(Saved entries)
:::::

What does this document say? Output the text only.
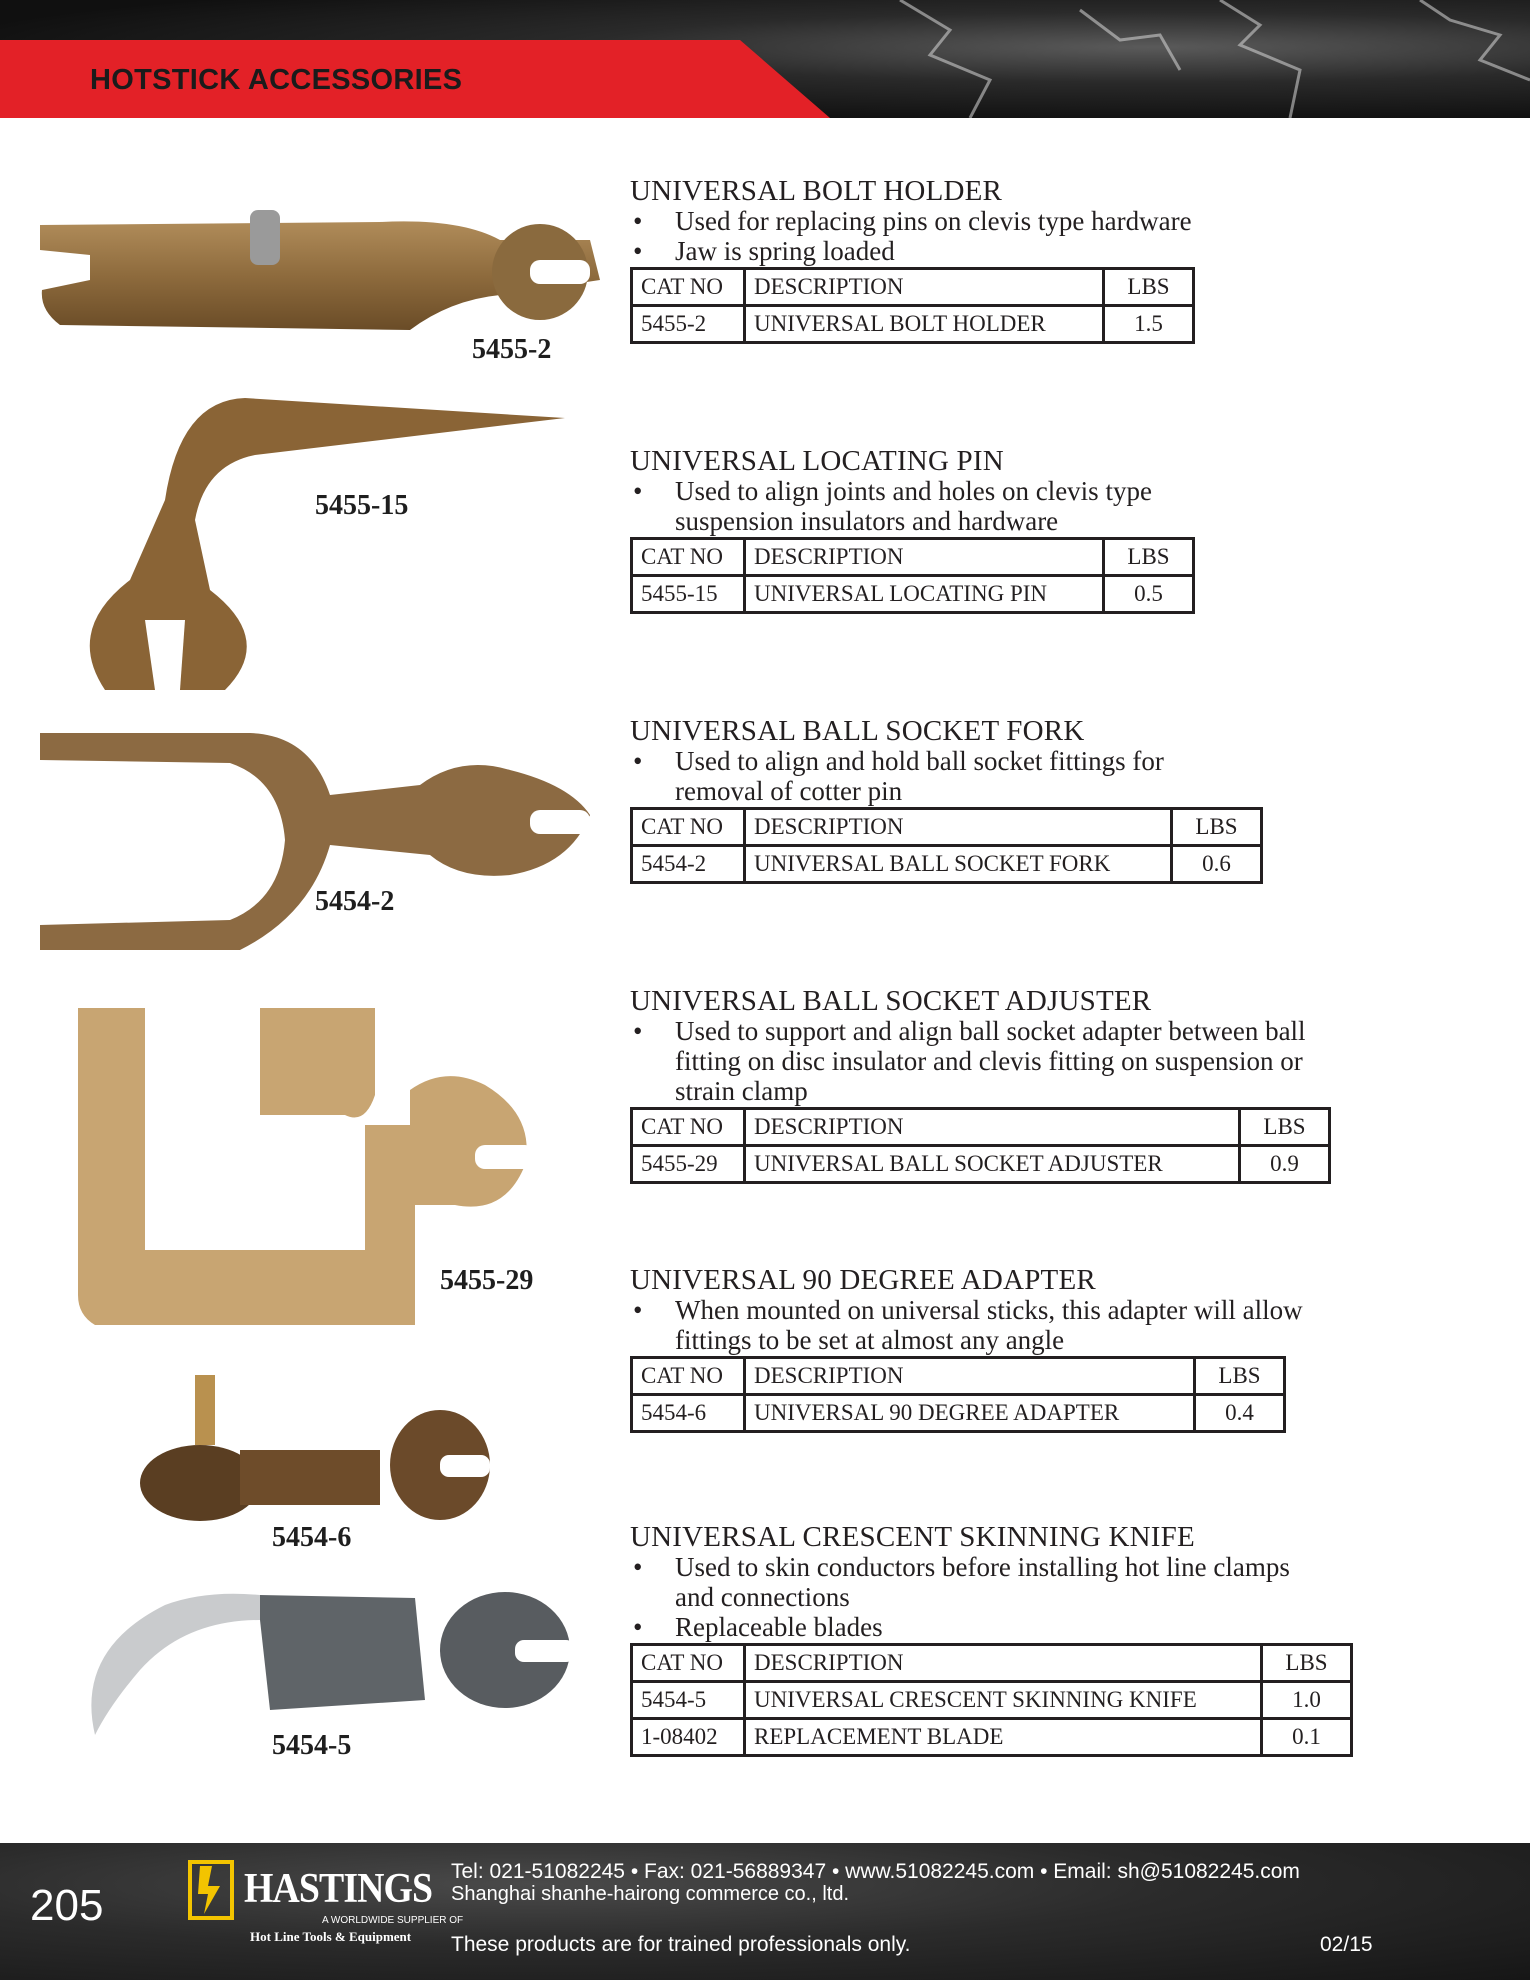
HOTSTICK ACCESSORIES
5455-2
5455-15
5454-2
5455-29
5454-6
5454-5
UNIVERSAL BOLT HOLDER
• Used for replacing pins on clevis type hardware
• Jaw is spring loaded
CAT NO	DESCRIPTION	LBS
5455-2	UNIVERSAL BOLT HOLDER	1.5
UNIVERSAL LOCATING PIN
• Used to align joints and holes on clevis type
suspension insulators and hardware
CAT NO	DESCRIPTION	LBS
5455-15	UNIVERSAL LOCATING PIN	0.5
UNIVERSAL BALL SOCKET FORK
• Used to align and hold ball socket fittings for
removal of cotter pin
CAT NO	DESCRIPTION	LBS
5454-2	UNIVERSAL BALL SOCKET FORK	0.6
UNIVERSAL BALL SOCKET ADJUSTER
• Used to support and align ball socket adapter between ball
fitting on disc insulator and clevis fitting on suspension or
strain clamp
CAT NO	DESCRIPTION	LBS
5455-29	UNIVERSAL BALL SOCKET ADJUSTER	0.9
UNIVERSAL 90 DEGREE ADAPTER
• When mounted on universal sticks, this adapter will allow
fittings to be set at almost any angle
CAT NO	DESCRIPTION	LBS
5454-6	UNIVERSAL 90 DEGREE ADAPTER	0.4
UNIVERSAL CRESCENT SKINNING KNIFE
• Used to skin conductors before installing hot line clamps
and connections
• Replaceable blades
CAT NO	DESCRIPTION	LBS
5454-5	UNIVERSAL CRESCENT SKINNING KNIFE	1.0
1-08402	REPLACEMENT BLADE	0.1
205	HASTINGS
A WORLDWIDE SUPPLIER OF
Hot Line Tools & Equipment
Tel: 021-51082245 • Fax: 021-56889347 • www.51082245.com • Email: sh@51082245.com
Shanghai shanhe-hairong commerce co., ltd.
These products are for trained professionals only.	02/15
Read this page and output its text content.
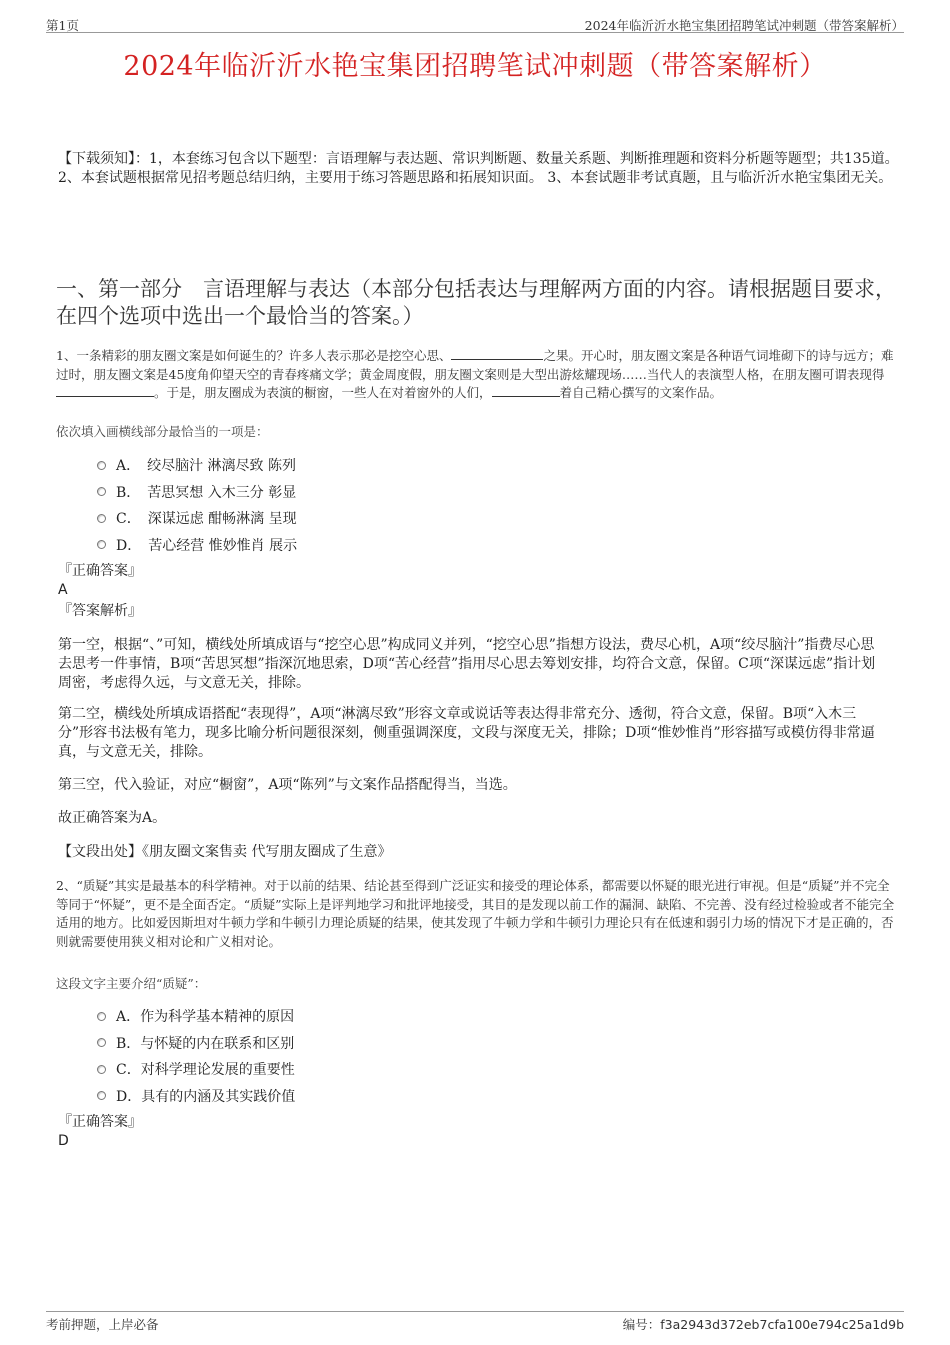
第1页	2024年临沂沂水艳宝集团招聘笔试冲刺题（带答案解析）
2024年临沂沂水艳宝集团招聘笔试冲刺题（带答案解析）
【下载须知】：1，本套练习包含以下题型：言语理解与表达题、常识判断题、数量关系题、判断推理题和资料分析题等题型；共135道。 2、本套试题根据常见招考题总结归纳，主要用于练习答题思路和拓展知识面。 3、本套试题非考试真题，且与临沂沂水艳宝集团无关。
一、第一部分　言语理解与表达（本部分包括表达与理解两方面的内容。请根据题目要求，在四个选项中选出一个最恰当的答案。）
1、一条精彩的朋友圈文案是如何诞生的？许多人表示那必是挖空心思、	之果。开心时，朋友圈文案是各种语气词堆砌下的诗与远方；难过时，朋友圈文案是45度角仰望天空的青春疼痛文学；黄金周度假，朋友圈文案则是大型出游炫耀现场……当代人的表演型人格，在朋友圈可谓表现得。于是，朋友圈成为表演的橱窗，一些人在对着窗外的人们，	着自己精心撰写的文案作品。
依次填入画横线部分最恰当的一项是：
A．　绞尽脑汁 淋漓尽致 陈列
B．　苦思冥想 入木三分 彰显
C．　深谋远虑 酣畅淋漓 呈现
D．　苦心经营 惟妙惟肖 展示
『正确答案』
A
『答案解析』
第一空，根据“、”可知，横线处所填成语与“挖空心思”构成同义并列，“挖空心思”指想方设法，费尽心机，A项“绞尽脑汁”指费尽心思去思考一件事情，B项“苦思冥想”指深沉地思索，D项“苦心经营”指用尽心思去筹划安排，均符合文意，保留。C项“深谋远虑”指计划周密，考虑得久远，与文意无关，排除。
第二空，横线处所填成语搭配“表现得”，A项“淋漓尽致”形容文章或说话等表达得非常充分、透彻，符合文意，保留。B项“入木三分”形容书法极有笔力，现多比喻分析问题很深刻，侧重强调深度，文段与深度无关，排除；D项“惟妙惟肖”形容描写或模仿得非常逼真，与文意无关，排除。
第三空，代入验证，对应“橱窗”，A项“陈列”与文案作品搭配得当，当选。
故正确答案为A。
【文段出处】《朋友圈文案售卖 代写朋友圈成了生意》
2、“质疑”其实是最基本的科学精神。对于以前的结果、结论甚至得到广泛证实和接受的理论体系，都需要以怀疑的眼光进行审视。但是“质疑”并不完全等同于“怀疑”，更不是全面否定。“质疑”实际上是评判地学习和批评地接受，其目的是发现以前工作的漏洞、缺陷、不完善、没有经过检验或者不能完全适用的地方。比如爱因斯坦对牛顿力学和牛顿引力理论质疑的结果，使其发现了牛顿力学和牛顿引力理论只有在低速和弱引力场的情况下才是正确的，否则就需要使用狭义相对论和广义相对论。
这段文字主要介绍“质疑”：
A．作为科学基本精神的原因
B．与怀疑的内在联系和区别
C．对科学理论发展的重要性
D．具有的内涵及其实践价值
『正确答案』
D
考前押题，上岸必备	编号：f3a2943d372eb7cfa100e794c25a1d9b
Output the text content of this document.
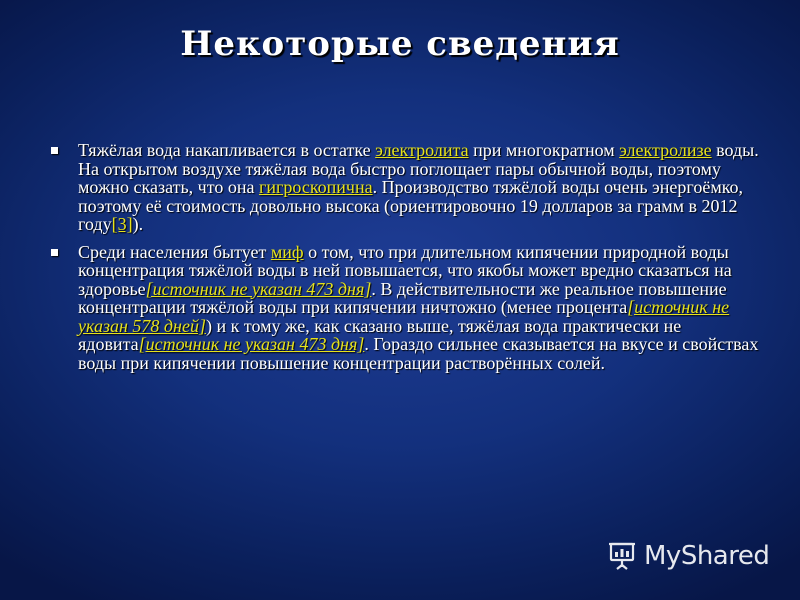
Некоторые сведения
Тяжёлая вода накапливается в остатке электролита при многократном электролизе воды. На открытом воздухе тяжёлая вода быстро поглощает пары обычной воды, поэтому можно сказать, что она гигроскопична. Производство тяжёлой воды очень энергоёмко, поэтому её стоимость довольно высока (ориентировочно 19 долларов за грамм в 2012 году[3]).
Среди населения бытует миф о том, что при длительном кипячении природной воды концентрация тяжёлой воды в ней повышается, что якобы может вредно сказаться на здоровье[источник не указан 473 дня]. В действительности же реальное повышение концентрации тяжёлой воды при кипячении ничтожно (менее процента[источник не указан 578 дней]) и к тому же, как сказано выше, тяжёлая вода практически не ядовита[источник не указан 473 дня]. Гораздо сильнее сказывается на вкусе и свойствах воды при кипячении повышение концентрации растворённых солей.
MyShared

:::::

AIM
Copy the data character for character, but drop all pictures from the copy.

OUTPUT FOR THIS TASK
What does this document say? Output the text only.
HOTSTICK ACCESSORIES
5455-2
5455-15
5454-2
5455-29
5454-6
5454-5
UNIVERSAL BOLT HOLDER
• Used for replacing pins on clevis type hardware
• Jaw is spring loaded
CAT NO	DESCRIPTION	LBS
5455-2	UNIVERSAL BOLT HOLDER	1.5
UNIVERSAL LOCATING PIN
• Used to align joints and holes on clevis type
suspension insulators and hardware
CAT NO	DESCRIPTION	LBS
5455-15	UNIVERSAL LOCATING PIN	0.5
UNIVERSAL BALL SOCKET FORK
• Used to align and hold ball socket fittings for
removal of cotter pin
CAT NO	DESCRIPTION	LBS
5454-2	UNIVERSAL BALL SOCKET FORK	0.6
UNIVERSAL BALL SOCKET ADJUSTER
• Used to support and align ball socket adapter between ball
fitting on disc insulator and clevis fitting on suspension or
strain clamp
CAT NO	DESCRIPTION	LBS
5455-29	UNIVERSAL BALL SOCKET ADJUSTER	0.9
UNIVERSAL 90 DEGREE ADAPTER
• When mounted on universal sticks, this adapter will allow
fittings to be set at almost any angle
CAT NO	DESCRIPTION	LBS
5454-6	UNIVERSAL 90 DEGREE ADAPTER	0.4
UNIVERSAL CRESCENT SKINNING KNIFE
• Used to skin conductors before installing hot line clamps
and connections
• Replaceable blades
CAT NO	DESCRIPTION	LBS
5454-5	UNIVERSAL CRESCENT SKINNING KNIFE	1.0
1-08402	REPLACEMENT BLADE	0.1
205	HASTINGS
A WORLDWIDE SUPPLIER OF
Hot Line Tools & Equipment
Tel: 021-51082245 • Fax: 021-56889347 • www.51082245.com • Email: sh@51082245.com
Shanghai shanhe-hairong commerce co., ltd.
These products are for trained professionals only.	02/15
Read this page and output its text content.
第1页	2024年临沂沂水艳宝集团招聘笔试冲刺题（带答案解析）
2024年临沂沂水艳宝集团招聘笔试冲刺题（带答案解析）
【下载须知】：1，本套练习包含以下题型：言语理解与表达题、常识判断题、数量关系题、判断推理题和资料分析题等题型；共135道。 2、本套试题根据常见招考题总结归纳，主要用于练习答题思路和拓展知识面。 3、本套试题非考试真题，且与临沂沂水艳宝集团无关。
一、第一部分　言语理解与表达（本部分包括表达与理解两方面的内容。请根据题目要求，在四个选项中选出一个最恰当的答案。）
1、一条精彩的朋友圈文案是如何诞生的？许多人表示那必是挖空心思、	之果。开心时，朋友圈文案是各种语气词堆砌下的诗与远方；难过时，朋友圈文案是45度角仰望天空的青春疼痛文学；黄金周度假，朋友圈文案则是大型出游炫耀现场……当代人的表演型人格，在朋友圈可谓表现得。于是，朋友圈成为表演的橱窗，一些人在对着窗外的人们，	着自己精心撰写的文案作品。
依次填入画横线部分最恰当的一项是：
A．　绞尽脑汁 淋漓尽致 陈列
B．　苦思冥想 入木三分 彰显
C．　深谋远虑 酣畅淋漓 呈现
D．　苦心经营 惟妙惟肖 展示
『正确答案』
A
『答案解析』
第一空，根据“、”可知，横线处所填成语与“挖空心思”构成同义并列，“挖空心思”指想方设法，费尽心机，A项“绞尽脑汁”指费尽心思去思考一件事情，B项“苦思冥想”指深沉地思索，D项“苦心经营”指用尽心思去筹划安排，均符合文意，保留。C项“深谋远虑”指计划周密，考虑得久远，与文意无关，排除。
第二空，横线处所填成语搭配“表现得”，A项“淋漓尽致”形容文章或说话等表达得非常充分、透彻，符合文意，保留。B项“入木三分”形容书法极有笔力，现多比喻分析问题很深刻，侧重强调深度，文段与深度无关，排除；D项“惟妙惟肖”形容描写或模仿得非常逼真，与文意无关，排除。
第三空，代入验证，对应“橱窗”，A项“陈列”与文案作品搭配得当，当选。
故正确答案为A。
【文段出处】《朋友圈文案售卖 代写朋友圈成了生意》
2、“质疑”其实是最基本的科学精神。对于以前的结果、结论甚至得到广泛证实和接受的理论体系，都需要以怀疑的眼光进行审视。但是“质疑”并不完全等同于“怀疑”，更不是全面否定。“质疑”实际上是评判地学习和批评地接受，其目的是发现以前工作的漏洞、缺陷、不完善、没有经过检验或者不能完全适用的地方。比如爱因斯坦对牛顿力学和牛顿引力理论质疑的结果，使其发现了牛顿力学和牛顿引力理论只有在低速和弱引力场的情况下才是正确的，否则就需要使用狭义相对论和广义相对论。
这段文字主要介绍“质疑”：
A．作为科学基本精神的原因
B．与怀疑的内在联系和区别
C．对科学理论发展的重要性
D．具有的内涵及其实践价值
『正确答案』
D
考前押题，上岸必备	编号：f3a2943d372eb7cfa100e794c25a1d9b
Output the text content of this document.
Некоторые сведения
Тяжёлая вода накапливается в остатке электролита при многократном электролизе воды. На открытом воздухе тяжёлая вода быстро поглощает пары обычной воды, поэтому можно сказать, что она гигроскопична. Производство тяжёлой воды очень энергоёмко, поэтому её стоимость довольно высока (ориентировочно 19 долларов за грамм в 2012 году[3]).
Среди населения бытует миф о том, что при длительном кипячении природной воды концентрация тяжёлой воды в ней повышается, что якобы может вредно сказаться на здоровье[источник не указан 473 дня]. В действительности же реальное повышение концентрации тяжёлой воды при кипячении ничтожно (менее процента[источник не указан 578 дней]) и к тому же, как сказано выше, тяжёлая вода практически не ядовита[источник не указан 473 дня]. Гораздо сильнее сказывается на вкусе и свойствах воды при кипячении повышение концентрации растворённых солей.
MyShared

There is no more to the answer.